Data extracted from a collection
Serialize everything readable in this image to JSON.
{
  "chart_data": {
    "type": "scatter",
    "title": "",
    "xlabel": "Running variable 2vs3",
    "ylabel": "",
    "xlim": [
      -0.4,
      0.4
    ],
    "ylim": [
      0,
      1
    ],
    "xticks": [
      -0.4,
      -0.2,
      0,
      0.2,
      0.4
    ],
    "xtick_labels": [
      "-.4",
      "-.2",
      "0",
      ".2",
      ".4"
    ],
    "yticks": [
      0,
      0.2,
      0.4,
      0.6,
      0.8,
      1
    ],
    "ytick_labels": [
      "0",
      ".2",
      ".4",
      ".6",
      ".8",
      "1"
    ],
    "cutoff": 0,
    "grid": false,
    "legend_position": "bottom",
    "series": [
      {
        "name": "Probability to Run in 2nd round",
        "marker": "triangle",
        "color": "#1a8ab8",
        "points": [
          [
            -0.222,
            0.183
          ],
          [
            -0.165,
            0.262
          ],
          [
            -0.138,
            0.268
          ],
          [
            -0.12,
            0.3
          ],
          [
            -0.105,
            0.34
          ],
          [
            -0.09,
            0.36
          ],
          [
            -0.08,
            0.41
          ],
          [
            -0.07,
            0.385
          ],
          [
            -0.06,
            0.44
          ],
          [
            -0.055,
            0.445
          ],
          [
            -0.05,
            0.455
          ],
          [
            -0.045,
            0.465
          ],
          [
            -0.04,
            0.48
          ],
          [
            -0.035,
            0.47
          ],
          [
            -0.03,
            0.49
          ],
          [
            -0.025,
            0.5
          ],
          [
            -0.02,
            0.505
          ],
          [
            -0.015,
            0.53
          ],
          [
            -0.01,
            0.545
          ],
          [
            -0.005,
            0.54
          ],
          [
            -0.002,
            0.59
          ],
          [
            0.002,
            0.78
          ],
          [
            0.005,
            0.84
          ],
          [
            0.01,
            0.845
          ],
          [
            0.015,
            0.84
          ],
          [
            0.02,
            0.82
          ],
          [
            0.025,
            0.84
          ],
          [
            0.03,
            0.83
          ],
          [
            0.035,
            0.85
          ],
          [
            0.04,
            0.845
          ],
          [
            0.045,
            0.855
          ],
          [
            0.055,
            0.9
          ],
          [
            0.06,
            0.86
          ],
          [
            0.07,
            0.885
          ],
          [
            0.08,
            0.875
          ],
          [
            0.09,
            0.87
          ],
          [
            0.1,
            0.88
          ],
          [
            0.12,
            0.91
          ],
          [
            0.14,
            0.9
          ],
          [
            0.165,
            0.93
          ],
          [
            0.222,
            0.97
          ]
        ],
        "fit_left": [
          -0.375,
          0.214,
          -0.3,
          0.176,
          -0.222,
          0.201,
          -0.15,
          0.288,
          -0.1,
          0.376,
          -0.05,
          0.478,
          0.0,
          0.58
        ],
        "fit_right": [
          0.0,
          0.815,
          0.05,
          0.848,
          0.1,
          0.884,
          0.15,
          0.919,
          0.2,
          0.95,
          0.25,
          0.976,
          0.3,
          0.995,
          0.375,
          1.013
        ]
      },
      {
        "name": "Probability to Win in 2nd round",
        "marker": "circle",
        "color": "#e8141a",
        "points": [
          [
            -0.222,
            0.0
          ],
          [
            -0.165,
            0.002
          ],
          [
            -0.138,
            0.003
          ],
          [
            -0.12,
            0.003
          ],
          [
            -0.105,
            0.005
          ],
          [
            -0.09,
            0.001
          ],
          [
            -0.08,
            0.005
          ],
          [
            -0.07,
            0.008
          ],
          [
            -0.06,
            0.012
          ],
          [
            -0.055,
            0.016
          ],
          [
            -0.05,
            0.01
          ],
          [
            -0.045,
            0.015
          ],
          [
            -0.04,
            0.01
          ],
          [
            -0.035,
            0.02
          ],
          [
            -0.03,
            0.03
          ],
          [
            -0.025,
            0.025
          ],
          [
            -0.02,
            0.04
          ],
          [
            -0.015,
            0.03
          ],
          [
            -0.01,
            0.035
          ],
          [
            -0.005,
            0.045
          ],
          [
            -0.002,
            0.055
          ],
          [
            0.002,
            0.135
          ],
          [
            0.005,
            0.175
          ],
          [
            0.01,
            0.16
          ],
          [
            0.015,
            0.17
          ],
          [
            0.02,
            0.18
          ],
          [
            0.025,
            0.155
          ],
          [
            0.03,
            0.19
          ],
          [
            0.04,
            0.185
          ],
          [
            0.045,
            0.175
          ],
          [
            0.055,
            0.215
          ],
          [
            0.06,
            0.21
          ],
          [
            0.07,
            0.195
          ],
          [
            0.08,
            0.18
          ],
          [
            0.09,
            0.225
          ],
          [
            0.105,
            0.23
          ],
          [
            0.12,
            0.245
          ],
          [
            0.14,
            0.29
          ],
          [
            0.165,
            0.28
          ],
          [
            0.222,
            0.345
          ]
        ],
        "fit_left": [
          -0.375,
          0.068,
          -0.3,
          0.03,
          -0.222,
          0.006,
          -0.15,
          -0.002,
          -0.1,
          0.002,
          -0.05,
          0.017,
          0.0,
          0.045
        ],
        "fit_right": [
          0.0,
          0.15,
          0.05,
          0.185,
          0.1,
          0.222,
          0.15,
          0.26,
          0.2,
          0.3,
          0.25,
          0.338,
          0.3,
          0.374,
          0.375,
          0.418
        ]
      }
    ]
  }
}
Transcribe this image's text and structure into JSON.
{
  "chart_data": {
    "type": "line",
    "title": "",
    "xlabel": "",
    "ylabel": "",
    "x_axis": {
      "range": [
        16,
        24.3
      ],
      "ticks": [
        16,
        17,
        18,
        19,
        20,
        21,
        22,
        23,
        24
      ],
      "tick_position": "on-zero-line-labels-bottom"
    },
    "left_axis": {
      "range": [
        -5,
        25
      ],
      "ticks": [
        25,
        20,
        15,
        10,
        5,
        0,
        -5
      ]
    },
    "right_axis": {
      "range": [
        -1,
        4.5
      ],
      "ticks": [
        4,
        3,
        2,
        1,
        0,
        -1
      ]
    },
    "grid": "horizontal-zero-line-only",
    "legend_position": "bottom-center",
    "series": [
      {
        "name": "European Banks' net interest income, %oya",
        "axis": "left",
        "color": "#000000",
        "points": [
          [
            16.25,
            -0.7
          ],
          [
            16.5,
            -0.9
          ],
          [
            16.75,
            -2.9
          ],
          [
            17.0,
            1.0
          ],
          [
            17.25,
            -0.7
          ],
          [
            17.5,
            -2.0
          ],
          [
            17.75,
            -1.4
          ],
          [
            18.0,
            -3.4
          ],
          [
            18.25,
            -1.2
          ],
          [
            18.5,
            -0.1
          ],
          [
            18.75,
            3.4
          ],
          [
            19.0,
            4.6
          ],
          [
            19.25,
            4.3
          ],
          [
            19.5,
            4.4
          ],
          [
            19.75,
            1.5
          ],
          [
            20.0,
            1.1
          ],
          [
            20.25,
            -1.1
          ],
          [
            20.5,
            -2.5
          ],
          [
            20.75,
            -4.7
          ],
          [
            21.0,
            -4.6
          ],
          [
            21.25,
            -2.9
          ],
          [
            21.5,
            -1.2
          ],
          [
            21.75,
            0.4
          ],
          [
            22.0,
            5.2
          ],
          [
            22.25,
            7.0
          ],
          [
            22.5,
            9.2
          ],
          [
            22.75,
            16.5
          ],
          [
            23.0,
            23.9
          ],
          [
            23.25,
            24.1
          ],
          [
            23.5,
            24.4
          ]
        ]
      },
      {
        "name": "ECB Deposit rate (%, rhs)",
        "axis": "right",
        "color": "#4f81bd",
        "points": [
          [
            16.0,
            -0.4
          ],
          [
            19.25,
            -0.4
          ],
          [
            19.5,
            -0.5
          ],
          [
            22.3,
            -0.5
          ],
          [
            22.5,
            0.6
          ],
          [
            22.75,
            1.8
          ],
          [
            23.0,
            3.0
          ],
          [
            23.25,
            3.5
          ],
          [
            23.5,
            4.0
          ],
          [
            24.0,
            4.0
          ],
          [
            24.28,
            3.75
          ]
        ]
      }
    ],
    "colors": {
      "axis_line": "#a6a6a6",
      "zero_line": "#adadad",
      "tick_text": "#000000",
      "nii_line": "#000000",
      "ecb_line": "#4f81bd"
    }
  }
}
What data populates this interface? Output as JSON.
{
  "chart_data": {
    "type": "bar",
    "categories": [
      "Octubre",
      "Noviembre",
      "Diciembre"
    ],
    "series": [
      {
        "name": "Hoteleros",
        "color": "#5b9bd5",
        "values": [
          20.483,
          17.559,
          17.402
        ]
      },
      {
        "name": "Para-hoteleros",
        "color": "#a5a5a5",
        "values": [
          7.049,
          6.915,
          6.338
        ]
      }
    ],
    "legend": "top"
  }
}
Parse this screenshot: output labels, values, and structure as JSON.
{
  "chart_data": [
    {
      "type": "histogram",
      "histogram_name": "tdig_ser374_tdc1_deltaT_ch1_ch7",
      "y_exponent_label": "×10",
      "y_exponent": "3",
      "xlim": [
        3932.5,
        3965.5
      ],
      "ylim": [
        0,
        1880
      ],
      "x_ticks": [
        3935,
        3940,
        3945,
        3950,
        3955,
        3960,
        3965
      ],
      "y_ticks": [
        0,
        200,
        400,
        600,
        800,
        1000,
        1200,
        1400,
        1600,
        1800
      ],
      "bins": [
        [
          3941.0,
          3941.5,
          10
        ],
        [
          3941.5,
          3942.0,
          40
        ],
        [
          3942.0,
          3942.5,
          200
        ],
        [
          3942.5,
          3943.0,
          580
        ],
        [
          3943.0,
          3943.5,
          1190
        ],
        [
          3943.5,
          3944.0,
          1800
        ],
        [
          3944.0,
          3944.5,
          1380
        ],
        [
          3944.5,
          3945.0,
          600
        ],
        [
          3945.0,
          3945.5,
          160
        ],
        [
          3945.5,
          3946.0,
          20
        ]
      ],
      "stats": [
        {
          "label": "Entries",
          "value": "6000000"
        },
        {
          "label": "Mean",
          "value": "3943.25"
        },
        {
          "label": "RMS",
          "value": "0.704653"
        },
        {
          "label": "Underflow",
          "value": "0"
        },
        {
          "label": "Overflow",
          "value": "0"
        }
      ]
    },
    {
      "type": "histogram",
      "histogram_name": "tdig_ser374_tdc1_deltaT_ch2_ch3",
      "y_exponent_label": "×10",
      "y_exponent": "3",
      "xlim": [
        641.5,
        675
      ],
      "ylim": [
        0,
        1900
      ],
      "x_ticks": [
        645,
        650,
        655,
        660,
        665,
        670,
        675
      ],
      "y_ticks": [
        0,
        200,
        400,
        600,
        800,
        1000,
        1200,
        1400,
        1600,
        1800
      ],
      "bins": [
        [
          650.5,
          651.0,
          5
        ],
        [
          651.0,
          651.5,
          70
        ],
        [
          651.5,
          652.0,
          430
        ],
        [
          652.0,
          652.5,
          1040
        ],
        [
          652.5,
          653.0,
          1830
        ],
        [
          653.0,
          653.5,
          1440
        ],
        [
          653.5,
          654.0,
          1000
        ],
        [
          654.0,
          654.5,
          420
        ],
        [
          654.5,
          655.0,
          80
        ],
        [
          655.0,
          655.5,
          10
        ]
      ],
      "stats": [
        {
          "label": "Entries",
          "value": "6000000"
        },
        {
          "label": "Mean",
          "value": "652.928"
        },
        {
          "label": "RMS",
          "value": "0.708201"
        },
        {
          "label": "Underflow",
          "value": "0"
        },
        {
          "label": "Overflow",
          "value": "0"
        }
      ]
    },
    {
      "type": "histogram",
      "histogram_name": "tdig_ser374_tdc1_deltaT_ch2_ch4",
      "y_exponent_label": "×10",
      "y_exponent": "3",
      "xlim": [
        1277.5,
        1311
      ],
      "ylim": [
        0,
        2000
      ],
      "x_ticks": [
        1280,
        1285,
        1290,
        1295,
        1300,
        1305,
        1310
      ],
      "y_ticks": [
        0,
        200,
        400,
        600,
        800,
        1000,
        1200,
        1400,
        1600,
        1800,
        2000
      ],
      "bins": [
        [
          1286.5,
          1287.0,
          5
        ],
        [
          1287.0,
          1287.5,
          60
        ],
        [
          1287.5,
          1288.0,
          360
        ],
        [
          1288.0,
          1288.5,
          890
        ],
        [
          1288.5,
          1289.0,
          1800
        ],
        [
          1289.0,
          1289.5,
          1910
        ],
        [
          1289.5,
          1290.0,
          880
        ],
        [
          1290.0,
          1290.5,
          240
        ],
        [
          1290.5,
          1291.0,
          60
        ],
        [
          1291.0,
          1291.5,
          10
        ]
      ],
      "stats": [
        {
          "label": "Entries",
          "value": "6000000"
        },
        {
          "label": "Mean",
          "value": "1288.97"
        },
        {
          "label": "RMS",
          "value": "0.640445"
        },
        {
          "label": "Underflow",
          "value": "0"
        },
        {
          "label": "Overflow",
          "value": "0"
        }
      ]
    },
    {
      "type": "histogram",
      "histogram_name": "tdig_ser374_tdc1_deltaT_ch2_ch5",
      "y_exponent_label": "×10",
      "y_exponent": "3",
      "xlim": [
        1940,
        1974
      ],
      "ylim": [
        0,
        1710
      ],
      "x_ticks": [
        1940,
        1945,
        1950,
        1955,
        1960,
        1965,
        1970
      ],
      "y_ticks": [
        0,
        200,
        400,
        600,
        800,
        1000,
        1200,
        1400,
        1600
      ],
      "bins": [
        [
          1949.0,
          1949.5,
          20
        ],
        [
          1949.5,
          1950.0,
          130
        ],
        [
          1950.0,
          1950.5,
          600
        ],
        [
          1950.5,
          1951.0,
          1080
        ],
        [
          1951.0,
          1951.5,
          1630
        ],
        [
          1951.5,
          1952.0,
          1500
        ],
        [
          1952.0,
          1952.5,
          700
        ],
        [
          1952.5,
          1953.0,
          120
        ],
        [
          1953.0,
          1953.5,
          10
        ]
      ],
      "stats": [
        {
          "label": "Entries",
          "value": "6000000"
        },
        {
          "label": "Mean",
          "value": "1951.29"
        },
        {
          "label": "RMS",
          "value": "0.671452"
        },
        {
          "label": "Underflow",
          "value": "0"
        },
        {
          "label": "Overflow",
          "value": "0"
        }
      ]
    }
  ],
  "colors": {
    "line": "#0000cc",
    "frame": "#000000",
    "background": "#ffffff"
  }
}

• _EXERCISE DIRECTIONS_
Which lines hold the word "bottom"? Copy every one of them.

• _ANSWER FOR THE TASK_
    "legend_position": "bottom",
      "tick_position": "on-zero-line-labels-bottom"
    "legend_position": "bottom-center",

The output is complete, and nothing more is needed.